Given text:
'''

May 31, 2009

417 years

If you add together the ages of these 7 women that's what you get.  417 years.   That's a lot woman years.

These women are the Slow Ponies and they play old cowgirl music.   Well truthfully it's more commonly thought of as cowboy music, but seeing that there are no boys in this band, you can understand why they made the change.

The Slow Ponies played last night at GroveAtopia's favorite watering hole, The Axe and Fiddle.

I always try to see them when they come to town because they are just so darned good.  It's not often you see women of this age playing music together for no reason other than they have fun doing it.  The fact that they are very good at it is a bonus.

Plus there is an interesting story behind the Slow Ponies.  

They come from Yoncalla, a small town about 25 miles south of GroveAtopia.  Most of the members of the band are Applegates.  As in the Applegate family.  That family has a long history in Oregon.  There is even an Applegate Trail that runs north from Humboldt, Nevada through GroveAtopia and clear on up to Polk County

Some of the Applegates settled in Scotts Valley and there they met the local Indian tribe that came to be known as the Kalapuya.   Apparently the patriarch of the Applegates and the Kalapuya chief got along rather well; in fact, as the story goes, the Kalapuya chief welcomed the Applegates and they lived side by side for many years.

Then during one of the efforts to round up the Indians of Oregon and put them on reservations, the military came to Yoncalla to take the band of Kalapuya living there to the reservation.  But the Applegate patriarch would have none of it and managed to convince the officers to leave the Indians with him.

Now this story is important because one of the members of the Slow Ponies who is not an Applegate is a descendant of that Kalapuya chief.  The same chief who welcomed the Applegates to Scotts Valley. She sings the old cowboy songs and harmonizes so beautifully with the Applegate women that you just know all their ancestors are proud.   

Hearing the Slow Ponies sing makes you wish.  If only this harmonic blending of voices could have occurred between the all the Oregon pioneers and Indians so many years ago.  Perhaps we would have truly lived together all these years, rather than first fighting, then living apart.  

That didn't happen, but we do have the Slow Ponies.  Their story reminds us of what did happen so many years ago, and their beautiful harmonies show us what is still possible today.

'''

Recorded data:
'''

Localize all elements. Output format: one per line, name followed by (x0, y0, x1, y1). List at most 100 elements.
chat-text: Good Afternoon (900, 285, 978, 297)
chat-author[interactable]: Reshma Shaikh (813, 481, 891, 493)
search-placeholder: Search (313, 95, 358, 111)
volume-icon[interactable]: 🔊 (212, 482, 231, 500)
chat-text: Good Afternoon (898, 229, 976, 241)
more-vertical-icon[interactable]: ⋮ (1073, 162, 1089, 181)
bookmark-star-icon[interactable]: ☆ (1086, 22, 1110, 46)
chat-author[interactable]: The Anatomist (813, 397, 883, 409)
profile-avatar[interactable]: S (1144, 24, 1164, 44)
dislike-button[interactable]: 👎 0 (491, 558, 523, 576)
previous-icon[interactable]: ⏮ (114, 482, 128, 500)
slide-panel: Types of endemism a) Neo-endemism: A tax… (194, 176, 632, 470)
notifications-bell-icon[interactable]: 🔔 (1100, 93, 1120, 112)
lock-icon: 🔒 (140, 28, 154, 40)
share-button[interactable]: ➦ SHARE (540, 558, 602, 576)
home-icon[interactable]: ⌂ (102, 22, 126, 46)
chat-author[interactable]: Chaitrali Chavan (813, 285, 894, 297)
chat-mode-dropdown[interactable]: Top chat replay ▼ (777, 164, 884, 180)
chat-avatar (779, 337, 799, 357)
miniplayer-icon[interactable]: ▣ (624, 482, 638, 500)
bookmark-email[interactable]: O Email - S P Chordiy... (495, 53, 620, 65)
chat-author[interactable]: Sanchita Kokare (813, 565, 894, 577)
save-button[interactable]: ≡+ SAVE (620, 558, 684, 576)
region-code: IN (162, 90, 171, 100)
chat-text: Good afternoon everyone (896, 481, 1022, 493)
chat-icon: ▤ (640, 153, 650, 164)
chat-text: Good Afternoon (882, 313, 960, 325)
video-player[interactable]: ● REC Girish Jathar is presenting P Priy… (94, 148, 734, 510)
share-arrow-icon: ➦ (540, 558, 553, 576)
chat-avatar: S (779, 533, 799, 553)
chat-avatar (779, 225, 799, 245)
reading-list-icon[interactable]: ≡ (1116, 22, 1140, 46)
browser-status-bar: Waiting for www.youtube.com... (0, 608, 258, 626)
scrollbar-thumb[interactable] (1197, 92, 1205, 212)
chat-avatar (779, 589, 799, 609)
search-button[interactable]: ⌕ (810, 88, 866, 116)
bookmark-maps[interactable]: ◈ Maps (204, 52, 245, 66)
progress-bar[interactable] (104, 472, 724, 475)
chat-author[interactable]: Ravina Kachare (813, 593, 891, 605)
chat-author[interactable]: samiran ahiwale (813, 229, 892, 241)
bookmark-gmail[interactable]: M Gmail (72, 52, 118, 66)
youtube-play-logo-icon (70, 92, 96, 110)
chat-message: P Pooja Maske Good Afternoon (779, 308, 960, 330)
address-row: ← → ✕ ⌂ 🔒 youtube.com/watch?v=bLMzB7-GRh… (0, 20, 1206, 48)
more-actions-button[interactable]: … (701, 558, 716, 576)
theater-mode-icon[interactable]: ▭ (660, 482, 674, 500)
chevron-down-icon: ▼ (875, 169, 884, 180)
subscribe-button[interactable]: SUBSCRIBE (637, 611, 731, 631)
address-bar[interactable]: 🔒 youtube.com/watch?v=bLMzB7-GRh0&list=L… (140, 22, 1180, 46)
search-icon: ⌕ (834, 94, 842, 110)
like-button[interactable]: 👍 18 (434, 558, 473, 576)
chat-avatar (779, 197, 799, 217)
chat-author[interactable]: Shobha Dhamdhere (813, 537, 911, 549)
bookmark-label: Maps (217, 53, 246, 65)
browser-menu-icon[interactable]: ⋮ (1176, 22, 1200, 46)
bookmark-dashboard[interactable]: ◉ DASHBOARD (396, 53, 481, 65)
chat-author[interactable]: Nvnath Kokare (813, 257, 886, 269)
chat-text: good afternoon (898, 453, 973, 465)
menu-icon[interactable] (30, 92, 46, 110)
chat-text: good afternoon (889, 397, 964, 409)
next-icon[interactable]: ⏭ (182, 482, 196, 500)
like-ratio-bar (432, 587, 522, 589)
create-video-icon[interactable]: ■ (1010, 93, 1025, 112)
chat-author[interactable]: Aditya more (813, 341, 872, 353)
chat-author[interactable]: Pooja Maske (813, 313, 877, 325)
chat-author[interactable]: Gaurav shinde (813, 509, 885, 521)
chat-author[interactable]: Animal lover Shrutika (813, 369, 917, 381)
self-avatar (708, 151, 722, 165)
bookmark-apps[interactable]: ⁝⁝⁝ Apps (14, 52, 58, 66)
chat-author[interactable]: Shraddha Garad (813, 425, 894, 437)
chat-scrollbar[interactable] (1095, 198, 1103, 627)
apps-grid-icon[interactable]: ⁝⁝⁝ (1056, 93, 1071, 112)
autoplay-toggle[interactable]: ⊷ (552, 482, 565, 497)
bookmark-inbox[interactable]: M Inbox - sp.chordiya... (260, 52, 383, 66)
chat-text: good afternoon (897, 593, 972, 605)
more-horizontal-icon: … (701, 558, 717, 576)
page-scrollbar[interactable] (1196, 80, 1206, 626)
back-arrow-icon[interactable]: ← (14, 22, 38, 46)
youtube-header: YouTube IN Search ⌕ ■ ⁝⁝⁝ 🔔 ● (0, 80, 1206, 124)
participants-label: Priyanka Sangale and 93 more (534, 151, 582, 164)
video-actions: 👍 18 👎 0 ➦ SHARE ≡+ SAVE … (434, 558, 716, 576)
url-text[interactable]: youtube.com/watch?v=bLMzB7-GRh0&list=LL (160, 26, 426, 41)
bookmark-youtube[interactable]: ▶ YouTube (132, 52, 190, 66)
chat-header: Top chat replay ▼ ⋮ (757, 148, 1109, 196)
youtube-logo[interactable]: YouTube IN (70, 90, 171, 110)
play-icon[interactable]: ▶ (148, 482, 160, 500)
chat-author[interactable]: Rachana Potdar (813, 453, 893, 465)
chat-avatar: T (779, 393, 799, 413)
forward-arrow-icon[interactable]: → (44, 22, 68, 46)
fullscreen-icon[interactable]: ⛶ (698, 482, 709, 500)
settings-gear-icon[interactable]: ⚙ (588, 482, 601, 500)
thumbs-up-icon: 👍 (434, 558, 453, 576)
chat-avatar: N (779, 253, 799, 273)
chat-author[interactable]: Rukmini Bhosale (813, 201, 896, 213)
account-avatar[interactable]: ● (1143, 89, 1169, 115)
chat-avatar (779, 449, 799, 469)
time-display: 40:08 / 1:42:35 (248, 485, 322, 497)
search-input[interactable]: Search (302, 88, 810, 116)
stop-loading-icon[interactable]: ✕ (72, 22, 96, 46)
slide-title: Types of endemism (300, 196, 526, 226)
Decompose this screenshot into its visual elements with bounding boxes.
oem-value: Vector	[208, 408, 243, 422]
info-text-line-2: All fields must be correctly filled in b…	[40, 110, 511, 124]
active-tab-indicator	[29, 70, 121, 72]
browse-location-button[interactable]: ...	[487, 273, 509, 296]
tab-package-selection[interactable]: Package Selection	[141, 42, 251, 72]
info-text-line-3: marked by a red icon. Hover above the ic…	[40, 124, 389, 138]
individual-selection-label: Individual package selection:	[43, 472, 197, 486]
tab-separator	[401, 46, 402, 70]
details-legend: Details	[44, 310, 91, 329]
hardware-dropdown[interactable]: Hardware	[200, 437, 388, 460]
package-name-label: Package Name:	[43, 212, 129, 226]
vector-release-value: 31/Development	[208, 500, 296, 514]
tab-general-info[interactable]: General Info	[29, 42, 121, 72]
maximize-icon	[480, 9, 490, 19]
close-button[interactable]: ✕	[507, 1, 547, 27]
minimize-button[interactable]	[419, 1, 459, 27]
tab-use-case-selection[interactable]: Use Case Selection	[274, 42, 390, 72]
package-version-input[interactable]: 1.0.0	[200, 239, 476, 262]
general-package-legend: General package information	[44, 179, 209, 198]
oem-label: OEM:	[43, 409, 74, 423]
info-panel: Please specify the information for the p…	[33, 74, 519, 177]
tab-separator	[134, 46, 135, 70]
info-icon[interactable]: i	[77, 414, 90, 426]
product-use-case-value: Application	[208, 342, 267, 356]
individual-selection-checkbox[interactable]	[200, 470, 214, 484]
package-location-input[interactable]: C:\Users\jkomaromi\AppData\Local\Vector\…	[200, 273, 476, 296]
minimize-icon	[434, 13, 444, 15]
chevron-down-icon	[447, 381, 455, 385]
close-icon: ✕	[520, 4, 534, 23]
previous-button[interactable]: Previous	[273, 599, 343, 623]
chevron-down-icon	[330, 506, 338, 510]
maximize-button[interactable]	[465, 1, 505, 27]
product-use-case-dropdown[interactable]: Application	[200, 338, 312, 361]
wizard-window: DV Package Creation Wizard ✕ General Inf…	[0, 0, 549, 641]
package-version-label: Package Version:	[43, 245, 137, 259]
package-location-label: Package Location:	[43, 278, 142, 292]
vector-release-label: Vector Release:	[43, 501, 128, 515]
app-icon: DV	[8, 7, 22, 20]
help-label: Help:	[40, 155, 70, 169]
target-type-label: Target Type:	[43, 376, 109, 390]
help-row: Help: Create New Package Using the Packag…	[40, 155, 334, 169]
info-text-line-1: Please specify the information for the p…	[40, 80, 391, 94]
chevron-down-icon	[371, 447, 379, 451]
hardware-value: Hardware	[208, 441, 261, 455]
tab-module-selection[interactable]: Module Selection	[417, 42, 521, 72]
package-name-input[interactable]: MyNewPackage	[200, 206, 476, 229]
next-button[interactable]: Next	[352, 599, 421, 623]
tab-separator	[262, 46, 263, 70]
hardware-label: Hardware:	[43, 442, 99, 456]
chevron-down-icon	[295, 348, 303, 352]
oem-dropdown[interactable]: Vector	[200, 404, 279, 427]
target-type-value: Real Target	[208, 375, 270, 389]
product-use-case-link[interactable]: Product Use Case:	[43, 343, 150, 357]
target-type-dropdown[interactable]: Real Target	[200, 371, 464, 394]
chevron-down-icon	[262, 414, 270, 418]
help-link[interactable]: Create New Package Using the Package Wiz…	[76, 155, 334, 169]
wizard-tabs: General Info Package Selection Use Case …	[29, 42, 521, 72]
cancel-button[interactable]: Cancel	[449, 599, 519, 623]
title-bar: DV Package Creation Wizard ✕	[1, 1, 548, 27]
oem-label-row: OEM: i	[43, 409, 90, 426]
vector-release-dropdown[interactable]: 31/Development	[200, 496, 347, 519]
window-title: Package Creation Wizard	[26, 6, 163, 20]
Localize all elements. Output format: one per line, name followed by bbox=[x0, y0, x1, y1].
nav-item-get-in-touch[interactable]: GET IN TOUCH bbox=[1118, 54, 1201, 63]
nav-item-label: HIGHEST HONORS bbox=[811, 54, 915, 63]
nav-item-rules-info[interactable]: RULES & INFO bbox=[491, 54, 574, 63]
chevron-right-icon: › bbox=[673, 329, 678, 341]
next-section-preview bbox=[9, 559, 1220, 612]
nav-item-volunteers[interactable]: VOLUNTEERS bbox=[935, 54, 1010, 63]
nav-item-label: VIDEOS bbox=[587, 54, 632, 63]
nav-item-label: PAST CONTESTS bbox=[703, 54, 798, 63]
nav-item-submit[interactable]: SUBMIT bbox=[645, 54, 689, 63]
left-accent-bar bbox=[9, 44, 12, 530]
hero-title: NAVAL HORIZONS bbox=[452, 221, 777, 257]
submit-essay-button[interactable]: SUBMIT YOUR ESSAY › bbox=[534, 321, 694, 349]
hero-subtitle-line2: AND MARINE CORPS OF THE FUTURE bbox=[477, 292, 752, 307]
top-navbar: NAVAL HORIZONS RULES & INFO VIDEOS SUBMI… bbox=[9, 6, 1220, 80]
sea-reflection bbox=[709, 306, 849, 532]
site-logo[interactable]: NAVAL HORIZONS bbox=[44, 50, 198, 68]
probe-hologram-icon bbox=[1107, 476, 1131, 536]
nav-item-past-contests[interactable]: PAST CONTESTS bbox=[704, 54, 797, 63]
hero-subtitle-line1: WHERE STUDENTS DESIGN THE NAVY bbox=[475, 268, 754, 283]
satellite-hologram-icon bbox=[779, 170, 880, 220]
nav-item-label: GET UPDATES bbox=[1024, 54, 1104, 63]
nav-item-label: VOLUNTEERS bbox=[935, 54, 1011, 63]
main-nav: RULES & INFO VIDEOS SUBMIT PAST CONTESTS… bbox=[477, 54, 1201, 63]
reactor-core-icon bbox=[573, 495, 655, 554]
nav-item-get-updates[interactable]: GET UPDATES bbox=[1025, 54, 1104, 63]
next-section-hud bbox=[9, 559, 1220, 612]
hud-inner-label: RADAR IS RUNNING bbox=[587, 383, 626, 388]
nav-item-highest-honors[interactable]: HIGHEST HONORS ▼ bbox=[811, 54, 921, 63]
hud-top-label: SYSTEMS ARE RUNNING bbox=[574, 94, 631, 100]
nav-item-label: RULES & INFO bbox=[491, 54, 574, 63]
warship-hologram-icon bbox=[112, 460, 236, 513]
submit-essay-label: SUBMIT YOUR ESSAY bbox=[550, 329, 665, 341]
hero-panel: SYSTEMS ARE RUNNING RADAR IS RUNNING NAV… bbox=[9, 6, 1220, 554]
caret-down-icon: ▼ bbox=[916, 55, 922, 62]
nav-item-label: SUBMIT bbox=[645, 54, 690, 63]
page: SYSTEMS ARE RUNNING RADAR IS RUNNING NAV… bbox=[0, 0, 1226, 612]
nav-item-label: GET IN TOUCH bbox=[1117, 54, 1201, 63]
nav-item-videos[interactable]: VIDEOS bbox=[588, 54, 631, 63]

'''

Task to carry out: Quote verbatim the passage from the post about the Slow Ponies, starting with "Some of the" and going on through "Indians with him.".

Result:
Some of the Applegates settled in Scotts Valley and there they met the local Indian tribe that came to be known as the Kalapuya.   Apparently the patriarch of the Applegates and the Kalapuya chief got along rather well; in fact, as the story goes, the Kalapuya chief welcomed the Applegates and they lived side by side for many years.

Then during one of the efforts to round up the Indians of Oregon and put them on reservations, the military came to Yoncalla to take the band of Kalapuya living there to the reservation.  But the Applegate patriarch would have none of it and managed to convince the officers to leave the Indians with him.